Stored data entries:
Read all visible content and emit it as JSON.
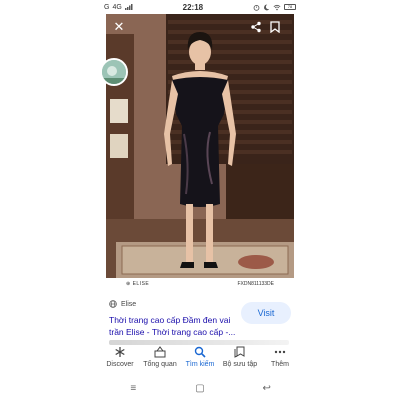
{
  "status_bar": {
    "left_text": "G",
    "network": "4G",
    "time": "22:18",
    "battery": "78"
  },
  "image": {
    "caption_brand": "ELISE",
    "caption_code": "FXDN811133DE"
  },
  "result": {
    "source_name": "Elise",
    "title": "Thời trang cao cấp Đầm đen vai trần Elise - Thời trang cao cấp -...",
    "visit_label": "Visit"
  },
  "bottom_nav": {
    "items": [
      {
        "label": "Discover",
        "icon": "asterisk-icon"
      },
      {
        "label": "Tổng quan",
        "icon": "overview-icon"
      },
      {
        "label": "Tìm kiếm",
        "icon": "search-icon"
      },
      {
        "label": "Bộ sưu tập",
        "icon": "collections-icon"
      },
      {
        "label": "Thêm",
        "icon": "more-icon"
      }
    ],
    "active_index": 2
  },
  "colors": {
    "accent": "#1967d2",
    "link": "#1a0dab",
    "visit_bg": "#e8f0fe"
  }
}
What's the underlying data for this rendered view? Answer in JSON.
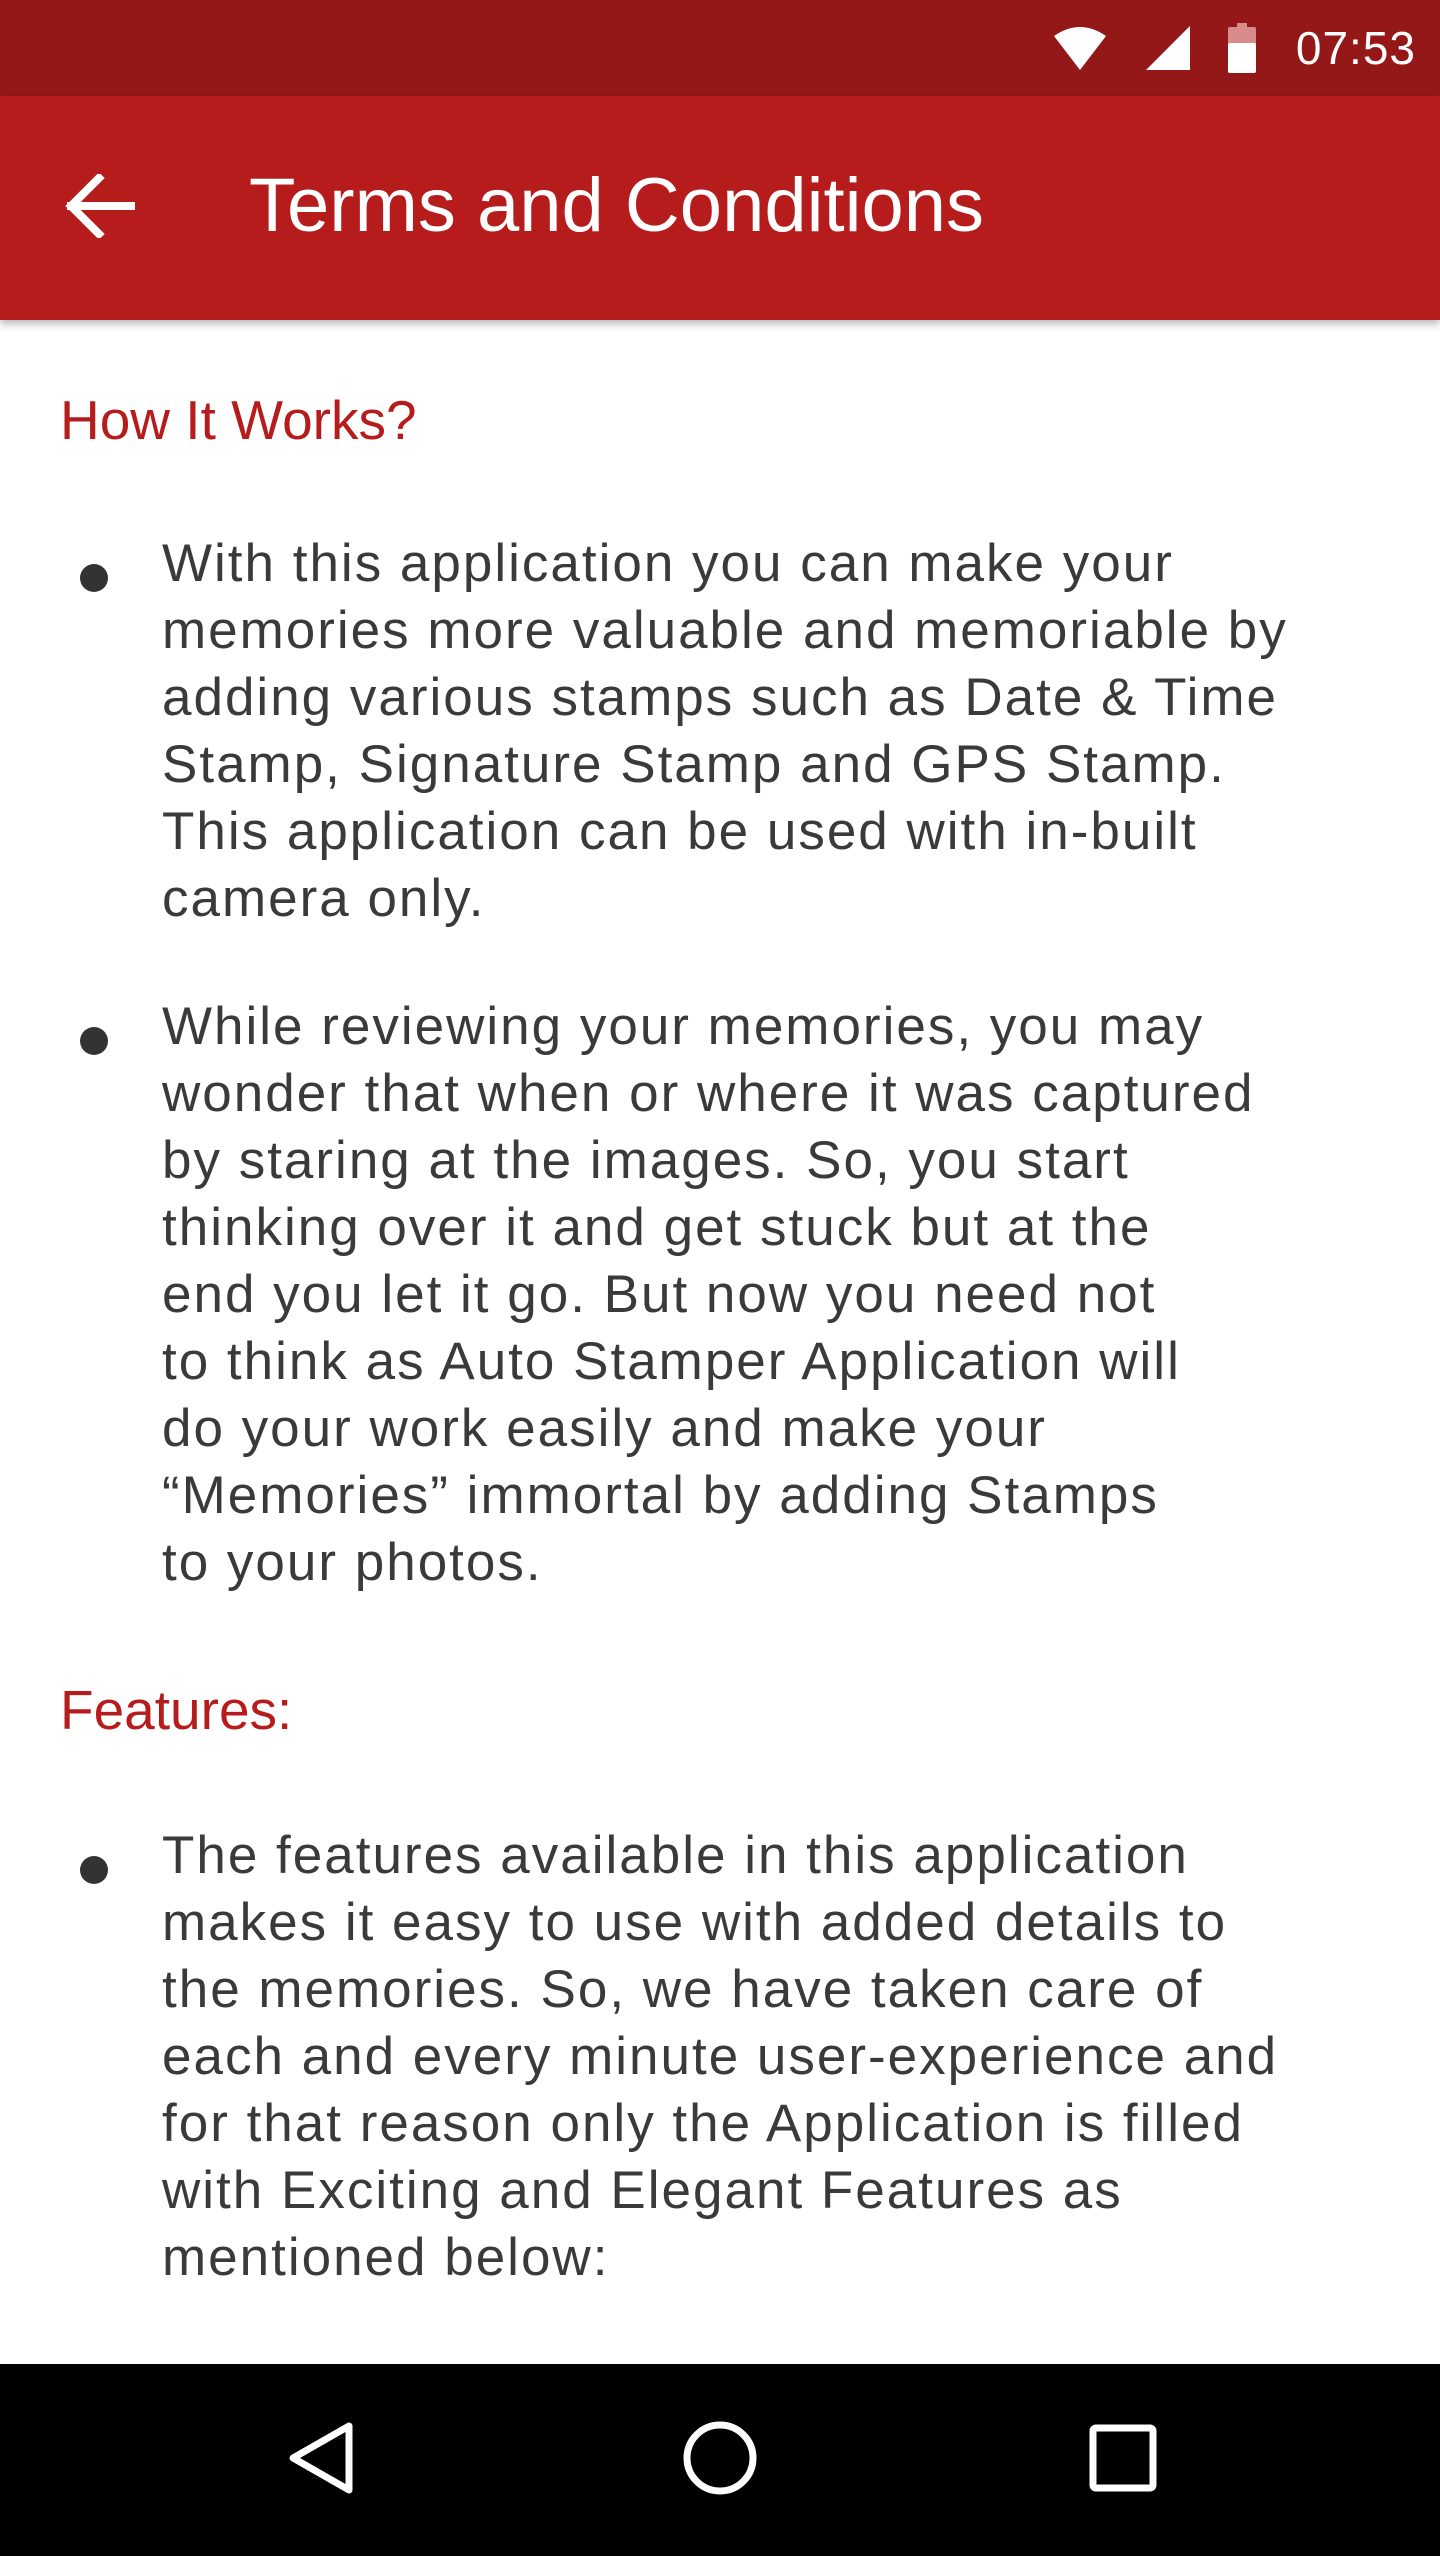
{
  "status_bar": {
    "time": "07:53",
    "icons": [
      "wifi-icon",
      "signal-icon",
      "battery-icon"
    ]
  },
  "app_bar": {
    "title": "Terms and Conditions",
    "back_icon": "arrow-back-icon",
    "color": "#b71c1c"
  },
  "sections": [
    {
      "heading": "How It Works?",
      "bullets": [
        {
          "lines": [
            "With this application you can make your",
            "memories more valuable and memoriable by",
            "adding various stamps such as Date & Time",
            "Stamp, Signature Stamp and GPS Stamp.",
            "This application can be used with in-built",
            "camera only."
          ]
        },
        {
          "lines": [
            "While reviewing your memories, you may",
            "wonder that when or where it was captured",
            "by staring at the images. So, you start",
            "thinking over it and get stuck but at the",
            "end you let it go. But now you need not",
            "to think as Auto Stamper Application will",
            "do your work easily and make your",
            "“Memories” immortal by adding Stamps",
            "to your photos."
          ]
        }
      ]
    },
    {
      "heading": "Features:",
      "bullets": [
        {
          "lines": [
            "The features available in this application",
            "makes it easy to use with added details to",
            "the memories. So, we have taken care of",
            "each and every minute user-experience and",
            "for that reason only the Application is filled",
            "with Exciting and Elegant Features as",
            "mentioned below:"
          ]
        }
      ]
    }
  ],
  "nav_bar": {
    "buttons": [
      "back-triangle-icon",
      "home-circle-icon",
      "recents-square-icon"
    ]
  },
  "colors": {
    "status_bar": "#941818",
    "accent": "#b71c1c",
    "body_text": "#3a3a3a"
  }
}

**Goal**
Extract all lines containing the word "only".

**Correct result**
            "camera only."
            "for that reason only the Application is filled",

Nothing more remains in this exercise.